Stored data entries:
____________________

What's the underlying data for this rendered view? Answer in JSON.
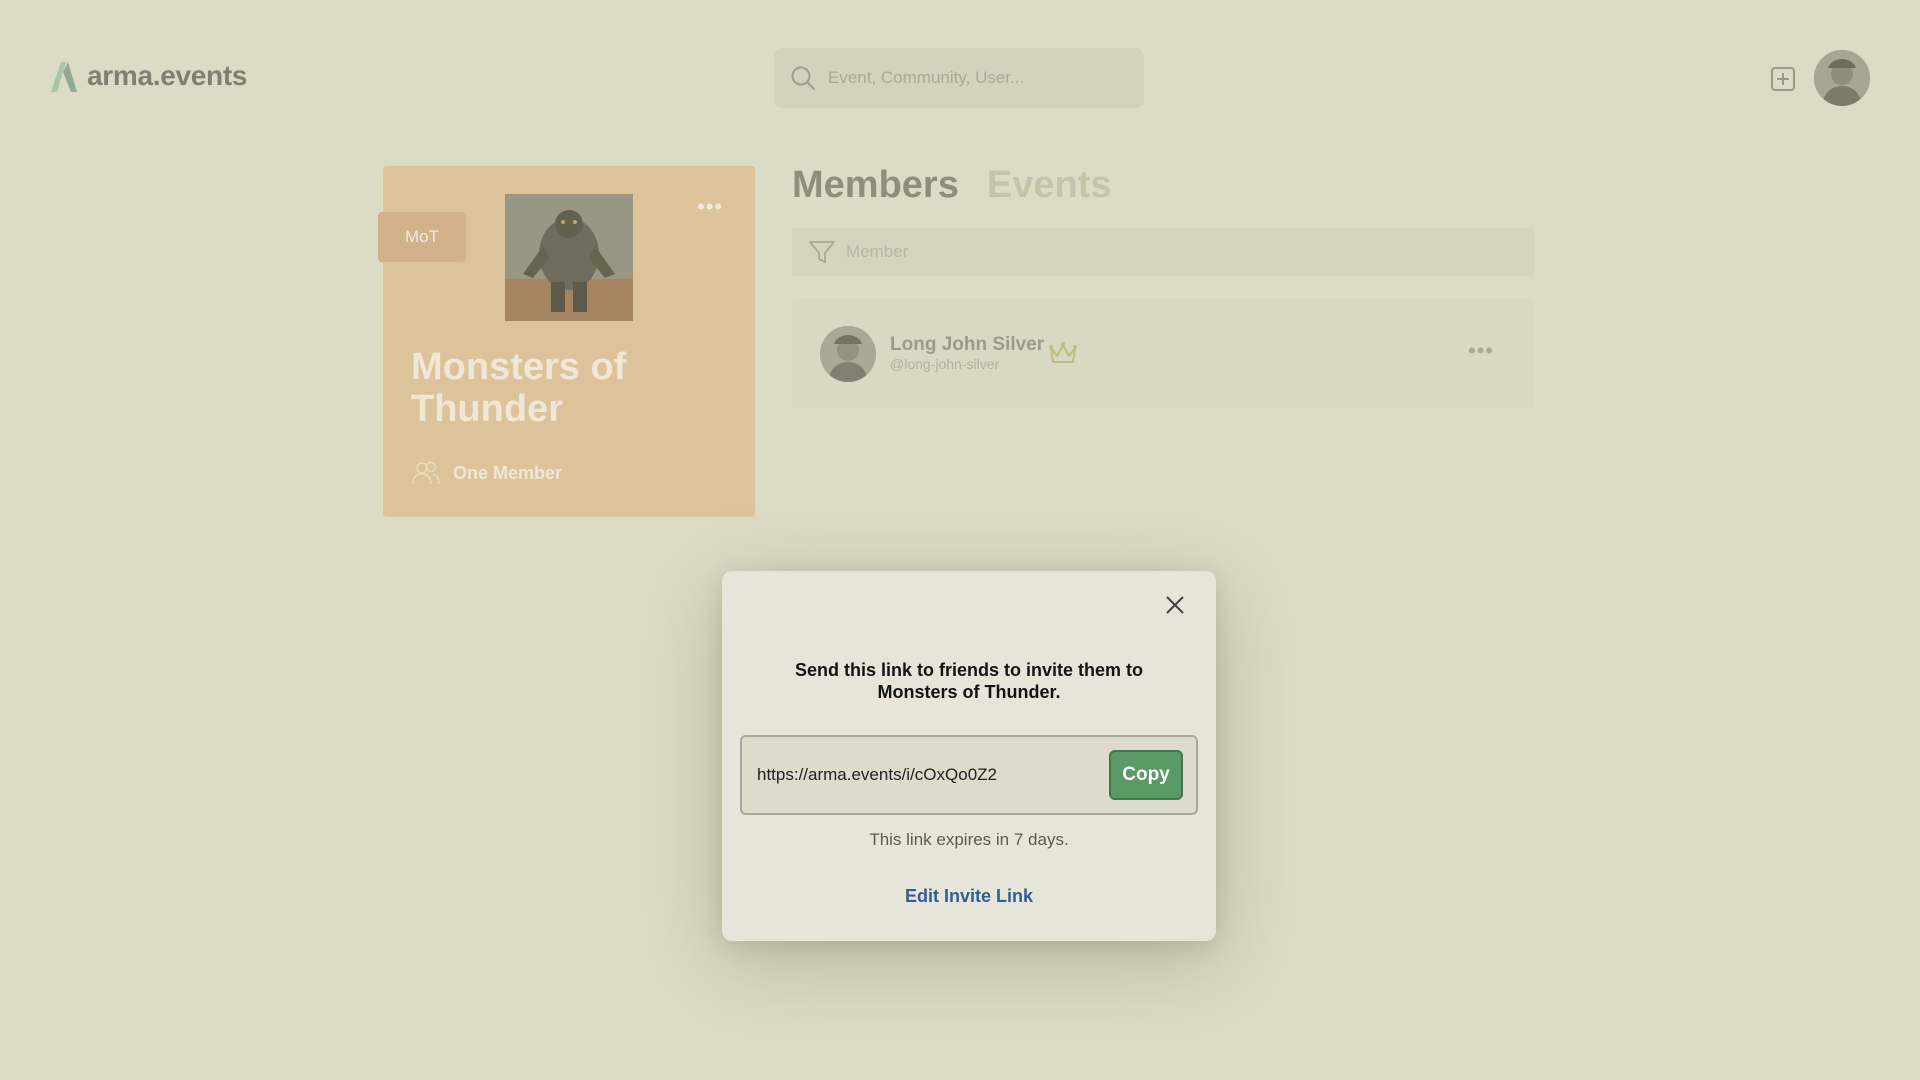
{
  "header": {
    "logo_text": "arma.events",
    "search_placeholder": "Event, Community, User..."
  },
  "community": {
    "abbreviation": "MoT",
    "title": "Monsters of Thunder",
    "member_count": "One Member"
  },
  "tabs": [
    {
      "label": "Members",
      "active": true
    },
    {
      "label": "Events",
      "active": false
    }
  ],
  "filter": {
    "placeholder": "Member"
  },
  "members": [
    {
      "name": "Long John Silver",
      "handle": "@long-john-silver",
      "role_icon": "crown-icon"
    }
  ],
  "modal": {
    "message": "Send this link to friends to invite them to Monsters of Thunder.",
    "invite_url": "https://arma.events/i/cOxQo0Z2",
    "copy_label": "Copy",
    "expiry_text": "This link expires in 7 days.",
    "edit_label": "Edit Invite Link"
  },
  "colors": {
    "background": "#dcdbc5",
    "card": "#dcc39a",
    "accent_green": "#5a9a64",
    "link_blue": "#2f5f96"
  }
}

____________________

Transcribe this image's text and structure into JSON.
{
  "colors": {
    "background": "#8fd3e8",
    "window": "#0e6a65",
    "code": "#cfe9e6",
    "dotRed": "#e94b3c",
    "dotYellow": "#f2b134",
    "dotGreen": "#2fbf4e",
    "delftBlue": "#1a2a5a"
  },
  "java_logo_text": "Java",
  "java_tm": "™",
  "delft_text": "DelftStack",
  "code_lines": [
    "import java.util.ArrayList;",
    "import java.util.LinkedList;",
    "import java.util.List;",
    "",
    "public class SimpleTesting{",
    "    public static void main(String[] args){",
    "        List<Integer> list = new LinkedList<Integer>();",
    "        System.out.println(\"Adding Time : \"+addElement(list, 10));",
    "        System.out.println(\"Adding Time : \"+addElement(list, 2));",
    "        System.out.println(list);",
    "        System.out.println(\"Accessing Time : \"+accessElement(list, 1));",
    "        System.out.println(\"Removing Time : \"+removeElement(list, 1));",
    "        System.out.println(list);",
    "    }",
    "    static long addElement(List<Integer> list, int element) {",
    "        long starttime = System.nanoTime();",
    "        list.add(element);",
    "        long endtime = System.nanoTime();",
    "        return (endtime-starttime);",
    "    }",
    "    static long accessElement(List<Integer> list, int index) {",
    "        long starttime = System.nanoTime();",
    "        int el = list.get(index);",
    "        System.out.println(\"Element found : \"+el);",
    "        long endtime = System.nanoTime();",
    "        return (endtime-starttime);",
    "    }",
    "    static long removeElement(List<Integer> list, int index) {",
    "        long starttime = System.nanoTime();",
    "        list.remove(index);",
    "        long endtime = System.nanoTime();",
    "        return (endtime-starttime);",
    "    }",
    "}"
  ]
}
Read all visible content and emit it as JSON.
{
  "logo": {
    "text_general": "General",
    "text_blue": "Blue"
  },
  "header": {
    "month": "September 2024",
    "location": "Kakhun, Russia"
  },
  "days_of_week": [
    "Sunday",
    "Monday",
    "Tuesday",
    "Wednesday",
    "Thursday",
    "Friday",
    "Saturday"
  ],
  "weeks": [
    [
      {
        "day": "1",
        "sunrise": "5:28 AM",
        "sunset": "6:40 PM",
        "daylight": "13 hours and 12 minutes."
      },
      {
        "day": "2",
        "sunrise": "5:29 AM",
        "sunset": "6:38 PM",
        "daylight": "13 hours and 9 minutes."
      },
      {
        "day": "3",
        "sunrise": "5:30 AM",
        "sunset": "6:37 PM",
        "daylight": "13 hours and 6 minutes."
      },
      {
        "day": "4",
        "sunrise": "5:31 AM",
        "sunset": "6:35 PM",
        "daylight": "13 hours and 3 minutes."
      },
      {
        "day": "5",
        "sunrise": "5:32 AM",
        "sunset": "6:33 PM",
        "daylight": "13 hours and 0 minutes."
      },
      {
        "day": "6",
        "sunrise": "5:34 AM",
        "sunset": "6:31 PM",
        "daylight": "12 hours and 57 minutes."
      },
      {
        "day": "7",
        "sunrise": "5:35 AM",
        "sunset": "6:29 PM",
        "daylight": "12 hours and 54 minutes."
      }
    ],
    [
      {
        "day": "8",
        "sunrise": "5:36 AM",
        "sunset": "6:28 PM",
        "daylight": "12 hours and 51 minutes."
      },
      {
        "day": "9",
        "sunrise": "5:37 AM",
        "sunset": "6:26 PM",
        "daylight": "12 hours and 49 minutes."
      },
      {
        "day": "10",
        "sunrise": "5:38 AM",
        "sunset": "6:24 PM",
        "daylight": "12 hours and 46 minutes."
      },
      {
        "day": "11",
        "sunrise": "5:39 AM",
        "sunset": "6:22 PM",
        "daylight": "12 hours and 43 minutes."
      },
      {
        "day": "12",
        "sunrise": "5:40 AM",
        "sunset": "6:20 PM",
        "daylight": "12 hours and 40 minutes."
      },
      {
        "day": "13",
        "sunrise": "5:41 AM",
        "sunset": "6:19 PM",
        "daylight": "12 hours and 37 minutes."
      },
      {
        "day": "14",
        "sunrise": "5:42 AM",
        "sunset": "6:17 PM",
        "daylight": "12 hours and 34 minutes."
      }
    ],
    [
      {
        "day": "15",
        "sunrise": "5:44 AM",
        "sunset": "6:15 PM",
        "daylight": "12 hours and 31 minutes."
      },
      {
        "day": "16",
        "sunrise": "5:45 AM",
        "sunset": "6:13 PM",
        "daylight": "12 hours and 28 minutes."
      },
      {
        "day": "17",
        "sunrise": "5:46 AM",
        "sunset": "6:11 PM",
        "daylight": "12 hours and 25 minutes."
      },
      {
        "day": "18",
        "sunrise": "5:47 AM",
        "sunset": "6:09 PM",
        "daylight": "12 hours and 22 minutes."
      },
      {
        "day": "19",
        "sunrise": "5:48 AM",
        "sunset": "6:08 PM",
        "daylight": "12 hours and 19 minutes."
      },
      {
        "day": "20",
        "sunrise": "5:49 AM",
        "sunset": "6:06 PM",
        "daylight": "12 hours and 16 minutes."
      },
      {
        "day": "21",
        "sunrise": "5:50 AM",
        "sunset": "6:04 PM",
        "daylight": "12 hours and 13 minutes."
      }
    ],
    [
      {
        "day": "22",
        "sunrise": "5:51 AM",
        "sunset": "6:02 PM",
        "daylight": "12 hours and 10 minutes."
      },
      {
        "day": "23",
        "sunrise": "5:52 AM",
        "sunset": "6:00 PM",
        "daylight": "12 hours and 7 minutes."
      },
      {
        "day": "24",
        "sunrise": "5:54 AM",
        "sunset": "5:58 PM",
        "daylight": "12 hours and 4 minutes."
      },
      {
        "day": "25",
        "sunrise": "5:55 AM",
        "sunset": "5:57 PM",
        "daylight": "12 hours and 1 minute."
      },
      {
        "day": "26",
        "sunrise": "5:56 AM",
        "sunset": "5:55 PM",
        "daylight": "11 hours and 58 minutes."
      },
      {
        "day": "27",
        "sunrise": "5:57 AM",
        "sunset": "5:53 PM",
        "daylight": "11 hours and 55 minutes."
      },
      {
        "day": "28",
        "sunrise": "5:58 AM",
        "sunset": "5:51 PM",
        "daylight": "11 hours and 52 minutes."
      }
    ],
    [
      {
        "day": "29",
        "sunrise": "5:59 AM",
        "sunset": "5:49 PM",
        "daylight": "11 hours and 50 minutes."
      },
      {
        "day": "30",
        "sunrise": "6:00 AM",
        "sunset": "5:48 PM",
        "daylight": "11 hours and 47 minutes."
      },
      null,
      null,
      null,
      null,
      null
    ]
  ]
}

____________________

### SET PROBLEM
State how many lines of the records above contain "println", with no words besides the number.

### SOLUTION TO THIS EXERCISE
7